Dataset entries:
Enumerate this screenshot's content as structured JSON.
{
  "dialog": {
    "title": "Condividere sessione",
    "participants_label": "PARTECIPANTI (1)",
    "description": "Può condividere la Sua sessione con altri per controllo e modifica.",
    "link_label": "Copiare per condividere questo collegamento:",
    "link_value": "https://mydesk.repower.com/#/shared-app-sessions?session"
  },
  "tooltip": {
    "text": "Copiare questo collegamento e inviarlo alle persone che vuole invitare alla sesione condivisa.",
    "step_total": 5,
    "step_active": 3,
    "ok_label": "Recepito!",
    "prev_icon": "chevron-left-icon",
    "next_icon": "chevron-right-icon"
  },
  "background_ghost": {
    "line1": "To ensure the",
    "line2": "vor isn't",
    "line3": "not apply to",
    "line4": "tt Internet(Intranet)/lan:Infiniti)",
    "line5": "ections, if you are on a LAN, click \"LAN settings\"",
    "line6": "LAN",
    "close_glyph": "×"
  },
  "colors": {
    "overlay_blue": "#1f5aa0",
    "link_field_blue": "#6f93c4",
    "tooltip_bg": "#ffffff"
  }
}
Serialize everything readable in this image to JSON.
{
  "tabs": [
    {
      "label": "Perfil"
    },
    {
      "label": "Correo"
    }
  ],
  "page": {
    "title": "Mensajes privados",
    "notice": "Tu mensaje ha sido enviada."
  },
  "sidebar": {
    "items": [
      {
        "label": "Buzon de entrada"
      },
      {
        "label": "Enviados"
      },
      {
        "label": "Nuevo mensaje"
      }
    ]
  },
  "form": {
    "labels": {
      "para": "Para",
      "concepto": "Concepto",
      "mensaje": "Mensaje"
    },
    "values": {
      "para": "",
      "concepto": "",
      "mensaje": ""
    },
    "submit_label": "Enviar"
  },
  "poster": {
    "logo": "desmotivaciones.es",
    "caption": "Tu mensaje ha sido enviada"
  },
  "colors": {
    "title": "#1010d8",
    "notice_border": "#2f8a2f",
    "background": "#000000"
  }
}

Given instruction:
Your task is to transcribe the listing above in full, exactly as given.

Solved exercise:
Enumerate this screenshot's content as structured JSON.
{
  "dialog": {
    "title": "Condividere sessione",
    "participants_label": "PARTECIPANTI (1)",
    "description": "Può condividere la Sua sessione con altri per controllo e modifica.",
    "link_label": "Copiare per condividere questo collegamento:",
    "link_value": "https://mydesk.repower.com/#/shared-app-sessions?session"
  },
  "tooltip": {
    "text": "Copiare questo collegamento e inviarlo alle persone che vuole invitare alla sesione condivisa.",
    "step_total": 5,
    "step_active": 3,
    "ok_label": "Recepito!",
    "prev_icon": "chevron-left-icon",
    "next_icon": "chevron-right-icon"
  },
  "background_ghost": {
    "line1": "To ensure the",
    "line2": "vor isn't",
    "line3": "not apply to",
    "line4": "tt Internet(Intranet)/lan:Infiniti)",
    "line5": "ections, if you are on a LAN, click \"LAN settings\"",
    "line6": "LAN",
    "close_glyph": "×"
  },
  "colors": {
    "overlay_blue": "#1f5aa0",
    "link_field_blue": "#6f93c4",
    "tooltip_bg": "#ffffff"
  }
}
Serialize everything readable in this image to JSON.
{
  "tabs": [
    {
      "label": "Perfil"
    },
    {
      "label": "Correo"
    }
  ],
  "page": {
    "title": "Mensajes privados",
    "notice": "Tu mensaje ha sido enviada."
  },
  "sidebar": {
    "items": [
      {
        "label": "Buzon de entrada"
      },
      {
        "label": "Enviados"
      },
      {
        "label": "Nuevo mensaje"
      }
    ]
  },
  "form": {
    "labels": {
      "para": "Para",
      "concepto": "Concepto",
      "mensaje": "Mensaje"
    },
    "values": {
      "para": "",
      "concepto": "",
      "mensaje": ""
    },
    "submit_label": "Enviar"
  },
  "poster": {
    "logo": "desmotivaciones.es",
    "caption": "Tu mensaje ha sido enviada"
  },
  "colors": {
    "title": "#1010d8",
    "notice_border": "#2f8a2f",
    "background": "#000000"
  }
}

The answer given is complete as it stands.